*WRITTEN TASK*
From the entries below, copy out every line with "квалификации" in it.

BEGIN DATASET ROWS

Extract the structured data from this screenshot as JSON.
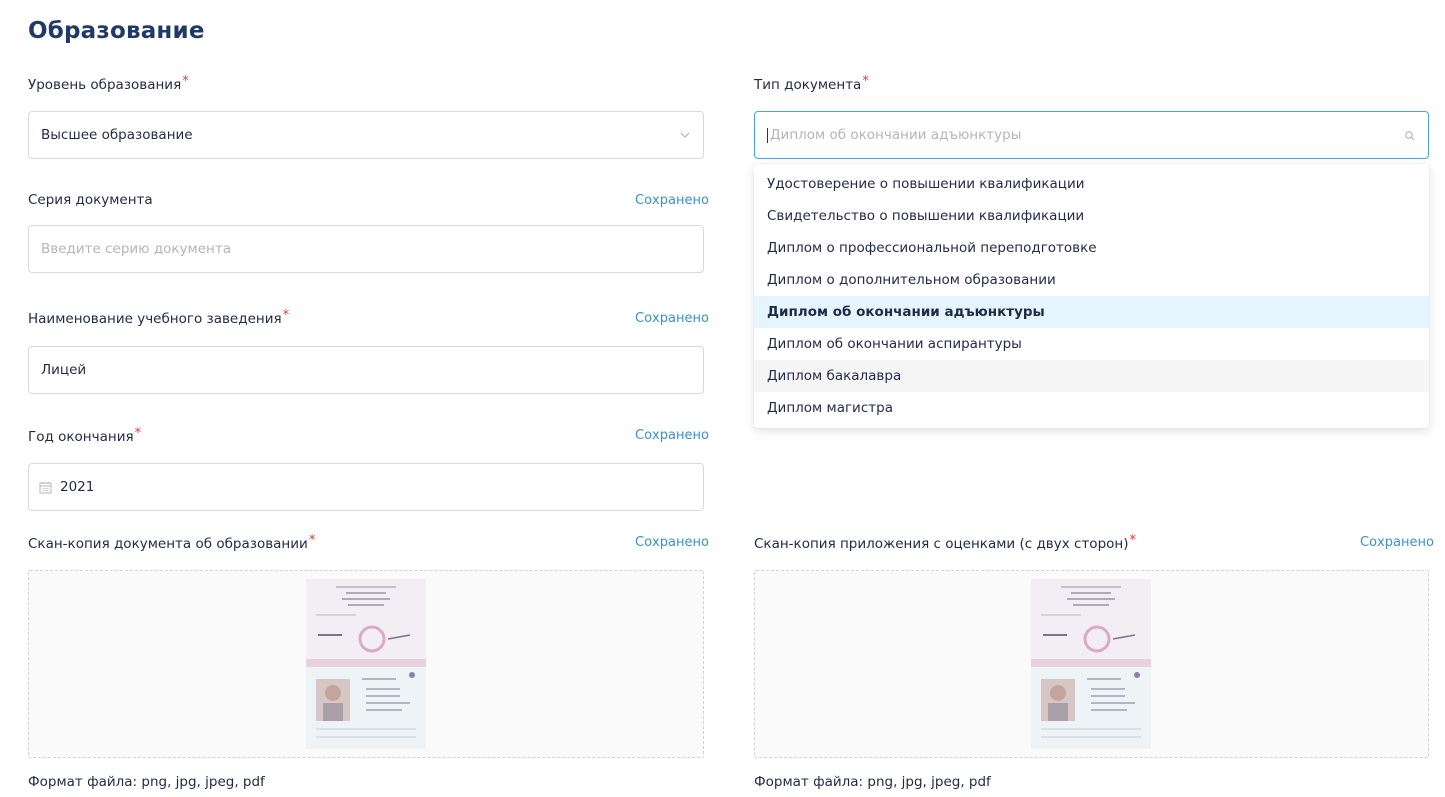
{
  "section": {
    "title": "Образование"
  },
  "required_mark": "*",
  "saved_label": "Сохранено",
  "education_level": {
    "label": "Уровень образования",
    "value": "Высшее образование"
  },
  "document_type": {
    "label": "Тип документа",
    "placeholder": "Диплом об окончании адъюнктуры",
    "options": [
      "Удостоверение о повышении квалификации",
      "Свидетельство о повышении квалификации",
      "Диплом о профессиональной переподготовке",
      "Диплом о дополнительном образовании",
      "Диплом об окончании адъюнктуры",
      "Диплом об окончании аспирантуры",
      "Диплом бакалавра",
      "Диплом магистра"
    ],
    "selected_index": 4,
    "hovered_index": 6
  },
  "document_series": {
    "label": "Серия документа",
    "placeholder": "Введите серию документа"
  },
  "institution": {
    "label": "Наименование учебного заведения",
    "value": "Лицей"
  },
  "graduation_year": {
    "label": "Год окончания",
    "value": "2021"
  },
  "scan_document": {
    "label": "Скан-копия документа об образовании",
    "format": "Формат файла: png, jpg, jpeg, pdf"
  },
  "scan_grades": {
    "label": "Скан-копия приложения с оценками (с двух сторон)",
    "format": "Формат файла: png, jpg, jpeg, pdf"
  },
  "icons": {
    "select_arrow": "chevron-down-icon",
    "search": "search-icon",
    "calendar": "calendar-icon"
  }
}
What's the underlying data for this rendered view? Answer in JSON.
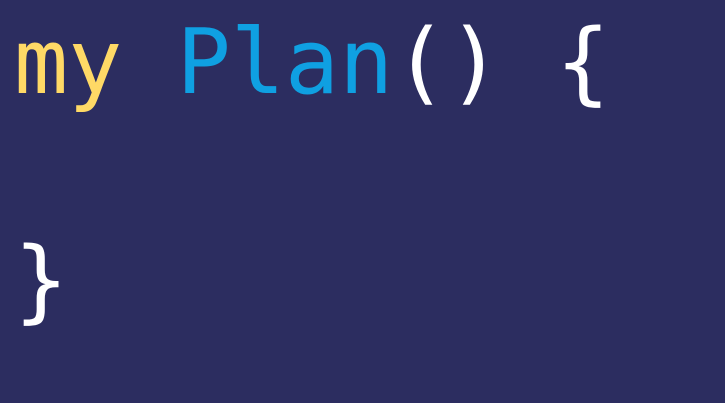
{
  "code": {
    "line1": {
      "keyword": "my",
      "space1": " ",
      "func": "Plan",
      "parens": "()",
      "space2": " ",
      "open_brace": "{"
    },
    "line3": {
      "close_brace": "}"
    }
  },
  "colors": {
    "background": "#2c2d60",
    "keyword": "#ffd966",
    "function": "#0fa0e2",
    "punctuation": "#ffffff"
  }
}
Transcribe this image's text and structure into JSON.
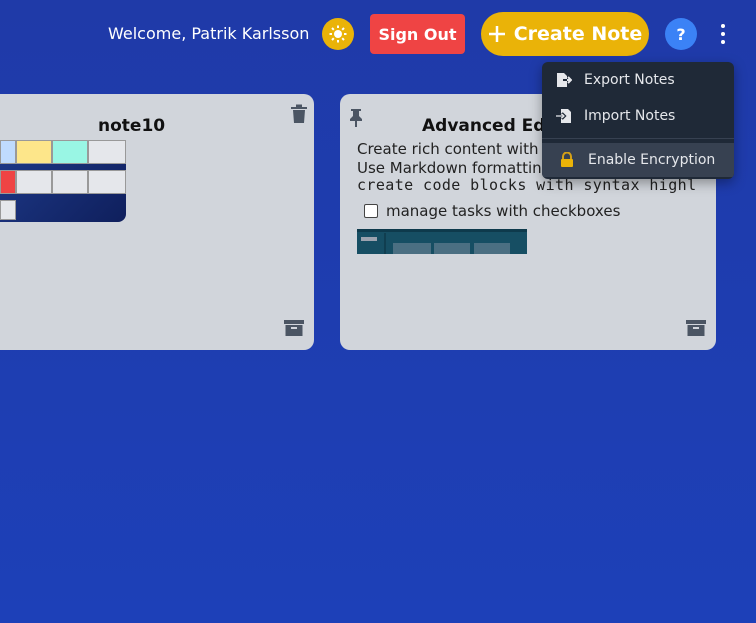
{
  "header": {
    "welcome_text": "Welcome, Patrik Karlsson",
    "sign_out_label": "Sign Out",
    "create_note_label": "Create Note",
    "help_label": "?"
  },
  "notes": [
    {
      "title": "note10",
      "icons": [
        "trash-icon",
        "archive-icon"
      ]
    },
    {
      "title": "Advanced Editor",
      "lines": [
        "Create rich content with our",
        "Use Markdown formatting",
        "create code blocks with syntax highl"
      ],
      "task": {
        "label": "manage tasks with checkboxes",
        "checked": false
      },
      "icons": [
        "pin-icon",
        "archive-icon"
      ]
    }
  ],
  "menu": {
    "items": [
      {
        "label": "Export Notes",
        "icon": "export-file-icon"
      },
      {
        "label": "Import Notes",
        "icon": "import-file-icon"
      },
      {
        "label": "Enable Encryption",
        "icon": "lock-icon",
        "highlighted": true
      }
    ]
  },
  "colors": {
    "background": "#1f3aa8",
    "accent_yellow": "#eab308",
    "danger_red": "#ef4444",
    "help_blue": "#3b82f6",
    "card": "#d1d5db",
    "menu_bg": "#1f2937"
  }
}
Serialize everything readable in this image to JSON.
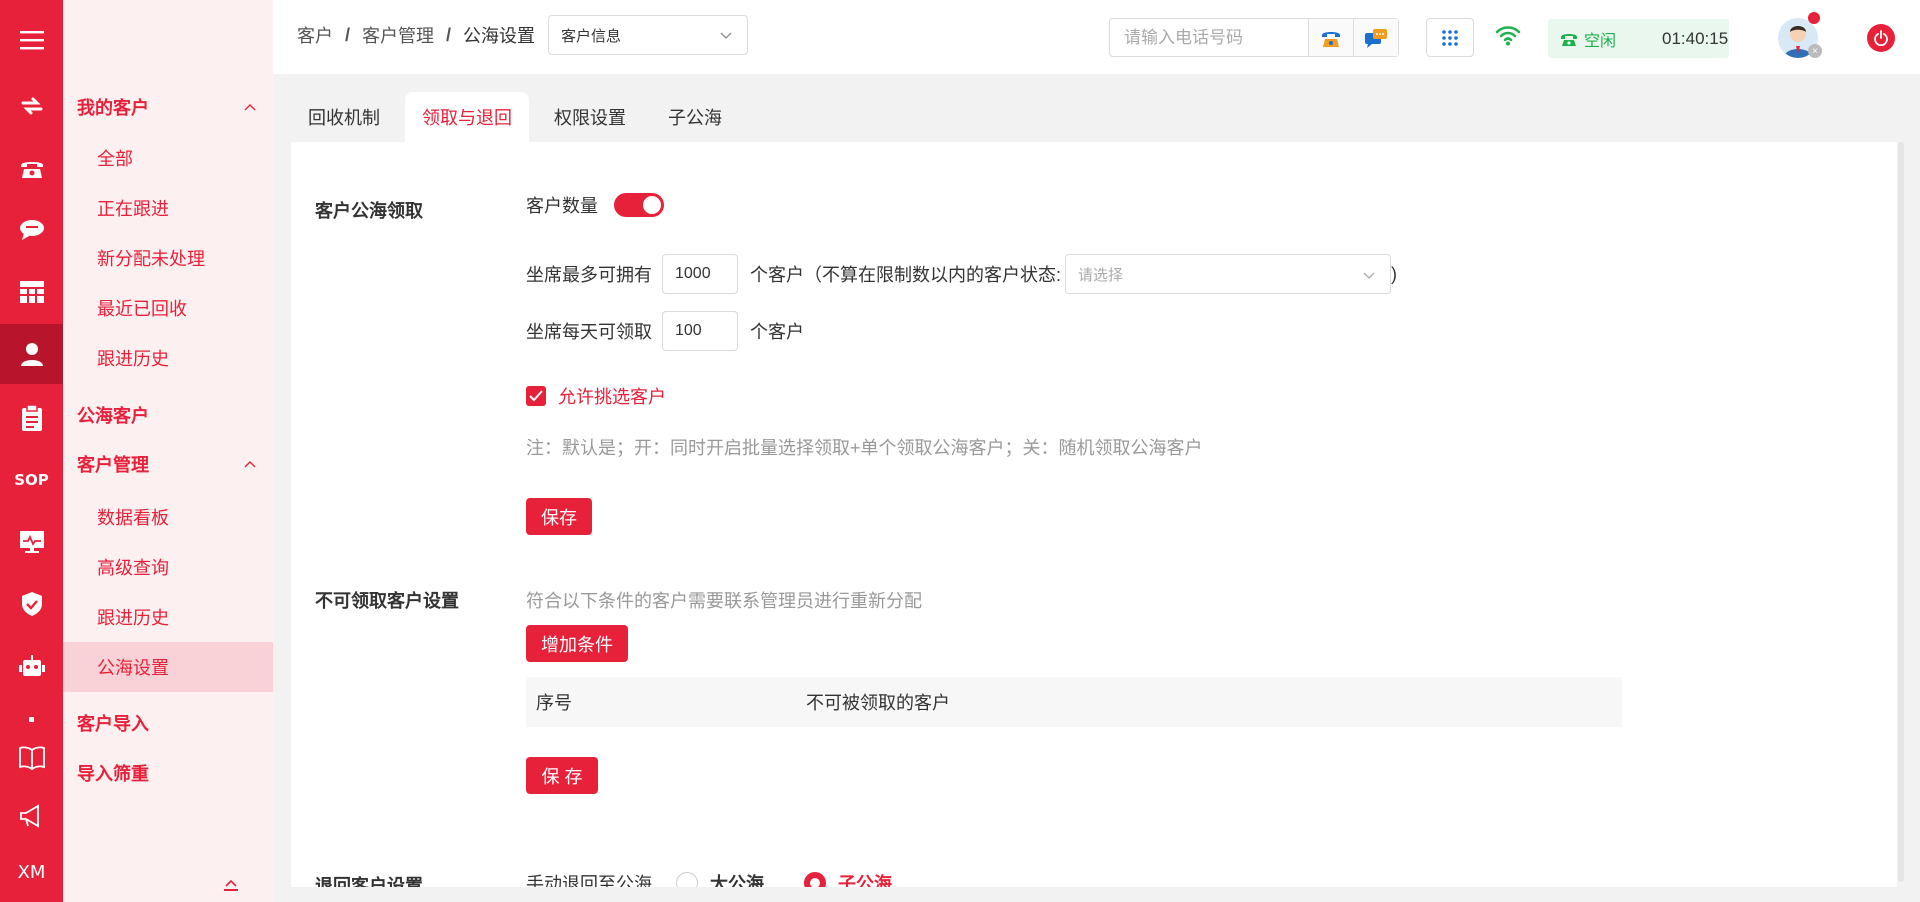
{
  "rail": {
    "sop": "SOP",
    "xm": "XM",
    "icons": [
      "swap-icon",
      "telephone-icon",
      "chat-icon",
      "table-icon",
      "user-icon",
      "clipboard-icon",
      "sop-icon",
      "monitor-icon",
      "shield-icon",
      "robot-icon",
      "dot-icon",
      "book-icon",
      "megaphone-icon",
      "xm-icon"
    ]
  },
  "submenu": {
    "my_customers": "我的客户",
    "my_items": [
      "全部",
      "正在跟进",
      "新分配未处理",
      "最近已回收",
      "跟进历史"
    ],
    "public_customers": "公海客户",
    "customer_mgmt": "客户管理",
    "mgmt_items": [
      "数据看板",
      "高级查询",
      "跟进历史",
      "公海设置"
    ],
    "customer_import": "客户导入",
    "import_dedup": "导入筛重"
  },
  "topbar": {
    "breadcrumb": [
      "客户",
      "客户管理",
      "公海设置"
    ],
    "crumb_select": "客户信息",
    "phone_placeholder": "请输入电话号码",
    "status_label": "空闲",
    "status_time": "01:40:15"
  },
  "tabs": [
    "回收机制",
    "领取与退回",
    "权限设置",
    "子公海"
  ],
  "claim": {
    "title": "客户公海领取",
    "count_label": "客户数量",
    "max_prefix": "坐席最多可拥有",
    "max_value": "1000",
    "max_suffix": "个客户（不算在限制数以内的客户状态:",
    "status_placeholder": "请选择",
    "close_paren": ")",
    "daily_prefix": "坐席每天可领取",
    "daily_value": "100",
    "daily_suffix": "个客户",
    "allow_pick": "允许挑选客户",
    "note": "注：默认是；开：同时开启批量选择领取+单个领取公海客户；关：随机领取公海客户",
    "save": "保存"
  },
  "unclaimable": {
    "title": "不可领取客户设置",
    "desc": "符合以下条件的客户需要联系管理员进行重新分配",
    "add": "增加条件",
    "col_index": "序号",
    "col_customer": "不可被领取的客户",
    "save": "保 存"
  },
  "returns": {
    "title": "退回客户设置",
    "manual": "手动退回至公海",
    "opt_big": "大公海",
    "opt_sub": "子公海"
  },
  "colors": {
    "accent": "#e8213a",
    "status_green": "#1fb14e"
  }
}
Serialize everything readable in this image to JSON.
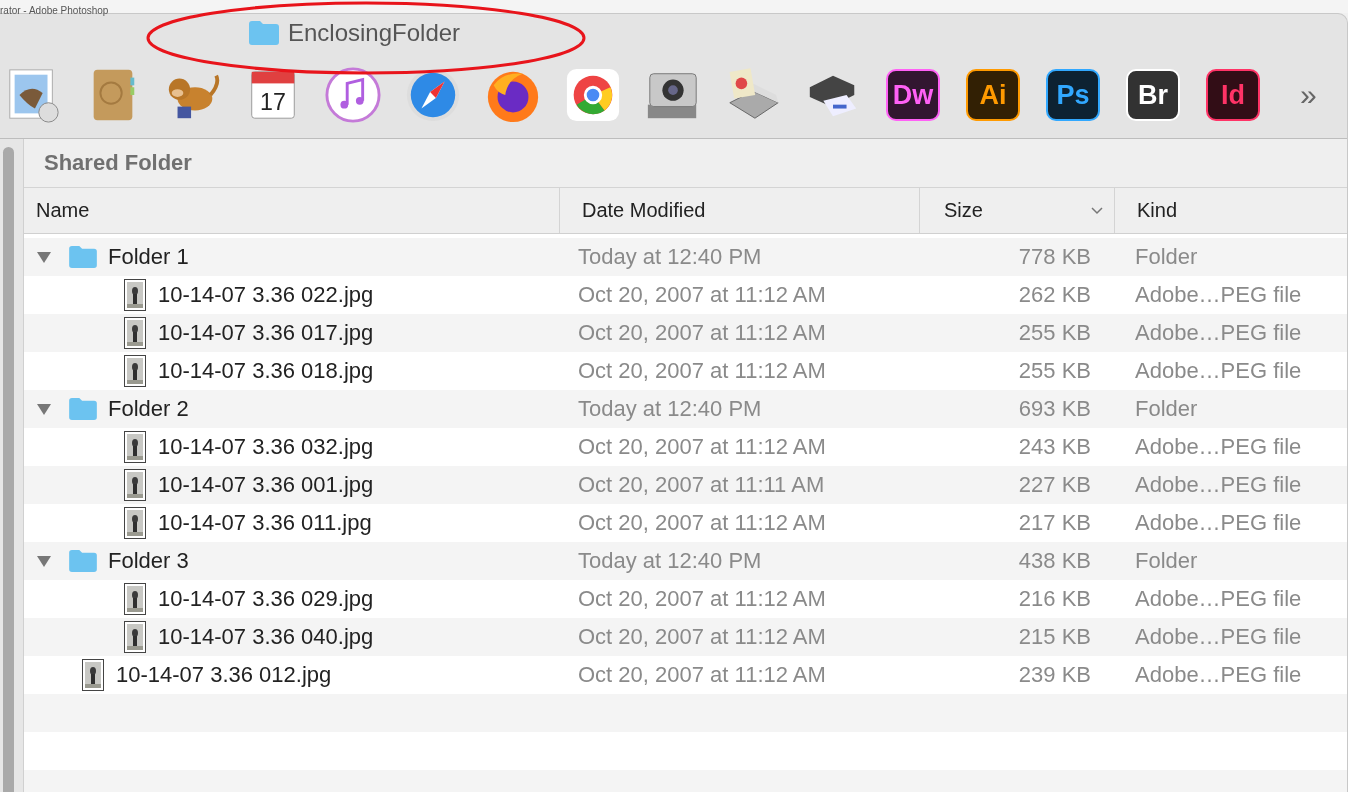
{
  "background_window": {
    "title": "rator - Adobe Photoshop"
  },
  "window": {
    "title": "EnclosingFolder"
  },
  "toolbar": {
    "calendar_day": "17",
    "app_tiles": [
      {
        "label": "Dw",
        "color": "#ff61f6"
      },
      {
        "label": "Ai",
        "color": "#ff9a00"
      },
      {
        "label": "Ps",
        "color": "#31a8ff"
      },
      {
        "label": "Br",
        "color": "#ffffff"
      },
      {
        "label": "Id",
        "color": "#ff3366"
      }
    ],
    "overflow": "»"
  },
  "panel": {
    "title": "Shared Folder"
  },
  "table": {
    "columns": [
      {
        "label": "Name",
        "sorted": false
      },
      {
        "label": "Date Modified",
        "sorted": false
      },
      {
        "label": "Size",
        "sorted": true
      },
      {
        "label": "Kind",
        "sorted": false
      }
    ],
    "rows": [
      {
        "kind": "folder",
        "name": "Folder 1",
        "date": "Today at 12:40 PM",
        "size": "778 KB",
        "file_kind": "Folder",
        "expanded": true,
        "children": [
          {
            "kind": "file",
            "name": "10-14-07 3.36 022.jpg",
            "date": "Oct 20, 2007 at 11:12 AM",
            "size": "262 KB",
            "file_kind": "Adobe…PEG file"
          },
          {
            "kind": "file",
            "name": "10-14-07 3.36 017.jpg",
            "date": "Oct 20, 2007 at 11:12 AM",
            "size": "255 KB",
            "file_kind": "Adobe…PEG file"
          },
          {
            "kind": "file",
            "name": "10-14-07 3.36 018.jpg",
            "date": "Oct 20, 2007 at 11:12 AM",
            "size": "255 KB",
            "file_kind": "Adobe…PEG file"
          }
        ]
      },
      {
        "kind": "folder",
        "name": "Folder 2",
        "date": "Today at 12:40 PM",
        "size": "693 KB",
        "file_kind": "Folder",
        "expanded": true,
        "children": [
          {
            "kind": "file",
            "name": "10-14-07 3.36 032.jpg",
            "date": "Oct 20, 2007 at 11:12 AM",
            "size": "243 KB",
            "file_kind": "Adobe…PEG file"
          },
          {
            "kind": "file",
            "name": "10-14-07 3.36 001.jpg",
            "date": "Oct 20, 2007 at 11:11 AM",
            "size": "227 KB",
            "file_kind": "Adobe…PEG file"
          },
          {
            "kind": "file",
            "name": "10-14-07 3.36 011.jpg",
            "date": "Oct 20, 2007 at 11:12 AM",
            "size": "217 KB",
            "file_kind": "Adobe…PEG file"
          }
        ]
      },
      {
        "kind": "folder",
        "name": "Folder 3",
        "date": "Today at 12:40 PM",
        "size": "438 KB",
        "file_kind": "Folder",
        "expanded": true,
        "children": [
          {
            "kind": "file",
            "name": "10-14-07 3.36 029.jpg",
            "date": "Oct 20, 2007 at 11:12 AM",
            "size": "216 KB",
            "file_kind": "Adobe…PEG file"
          },
          {
            "kind": "file",
            "name": "10-14-07 3.36 040.jpg",
            "date": "Oct 20, 2007 at 11:12 AM",
            "size": "215 KB",
            "file_kind": "Adobe…PEG file"
          }
        ]
      },
      {
        "kind": "file",
        "name": "10-14-07 3.36 012.jpg",
        "date": "Oct 20, 2007 at 11:12 AM",
        "size": "239 KB",
        "file_kind": "Adobe…PEG file"
      }
    ]
  }
}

END DATASET ROWS

*OUTPUT FOR THIS TASK*
      "Удостоверение о повышении квалификации",
      "Свидетельство о повышении квалификации",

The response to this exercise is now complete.